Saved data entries
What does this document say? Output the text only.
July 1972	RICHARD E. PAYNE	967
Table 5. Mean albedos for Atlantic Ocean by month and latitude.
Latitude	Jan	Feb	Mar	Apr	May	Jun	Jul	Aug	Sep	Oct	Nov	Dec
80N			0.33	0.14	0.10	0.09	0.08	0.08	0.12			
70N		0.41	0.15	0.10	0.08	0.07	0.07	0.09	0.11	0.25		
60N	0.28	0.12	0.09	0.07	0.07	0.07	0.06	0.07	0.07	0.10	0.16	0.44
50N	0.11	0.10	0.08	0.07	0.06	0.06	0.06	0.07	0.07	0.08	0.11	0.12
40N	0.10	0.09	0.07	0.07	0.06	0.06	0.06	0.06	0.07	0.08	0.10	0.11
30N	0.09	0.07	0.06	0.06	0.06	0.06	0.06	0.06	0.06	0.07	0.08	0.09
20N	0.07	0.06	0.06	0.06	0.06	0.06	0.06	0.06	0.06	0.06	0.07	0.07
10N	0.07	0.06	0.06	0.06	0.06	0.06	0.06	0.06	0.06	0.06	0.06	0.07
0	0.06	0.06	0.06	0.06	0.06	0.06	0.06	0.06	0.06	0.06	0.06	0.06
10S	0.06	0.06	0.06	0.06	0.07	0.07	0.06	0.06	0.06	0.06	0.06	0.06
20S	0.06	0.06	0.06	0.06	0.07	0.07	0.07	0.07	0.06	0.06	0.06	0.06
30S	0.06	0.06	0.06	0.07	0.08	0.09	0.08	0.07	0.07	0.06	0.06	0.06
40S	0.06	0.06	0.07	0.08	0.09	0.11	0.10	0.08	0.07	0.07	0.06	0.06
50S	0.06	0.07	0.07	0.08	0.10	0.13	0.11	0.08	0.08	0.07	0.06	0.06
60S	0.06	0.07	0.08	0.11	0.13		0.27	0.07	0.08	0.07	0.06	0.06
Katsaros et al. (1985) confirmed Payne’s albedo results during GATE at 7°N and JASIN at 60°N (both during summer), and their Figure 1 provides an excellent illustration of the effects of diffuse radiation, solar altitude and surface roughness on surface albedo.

==

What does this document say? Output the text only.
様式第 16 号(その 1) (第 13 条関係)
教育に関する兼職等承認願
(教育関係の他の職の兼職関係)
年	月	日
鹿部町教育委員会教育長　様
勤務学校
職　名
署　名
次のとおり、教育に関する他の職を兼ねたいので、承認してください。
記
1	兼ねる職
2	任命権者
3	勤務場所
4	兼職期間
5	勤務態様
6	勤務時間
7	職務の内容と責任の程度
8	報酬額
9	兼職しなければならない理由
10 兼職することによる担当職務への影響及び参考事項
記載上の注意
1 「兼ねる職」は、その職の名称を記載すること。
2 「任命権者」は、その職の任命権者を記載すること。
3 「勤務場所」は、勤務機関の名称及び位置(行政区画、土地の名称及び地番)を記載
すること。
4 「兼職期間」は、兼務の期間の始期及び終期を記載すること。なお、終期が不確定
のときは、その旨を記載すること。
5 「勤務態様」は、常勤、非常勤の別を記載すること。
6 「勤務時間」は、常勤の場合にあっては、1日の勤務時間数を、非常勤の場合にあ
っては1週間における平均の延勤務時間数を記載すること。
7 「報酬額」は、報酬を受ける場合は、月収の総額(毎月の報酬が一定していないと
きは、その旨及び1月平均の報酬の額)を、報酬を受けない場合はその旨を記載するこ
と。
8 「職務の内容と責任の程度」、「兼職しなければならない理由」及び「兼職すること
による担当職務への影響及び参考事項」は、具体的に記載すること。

#### Task requirements:
Show the lines of the data that hold the word "兼職期間".

#### Full solution:
4	兼職期間
4 「兼職期間」は、兼務の期間の始期及び終期を記載すること。なお、終期が不確定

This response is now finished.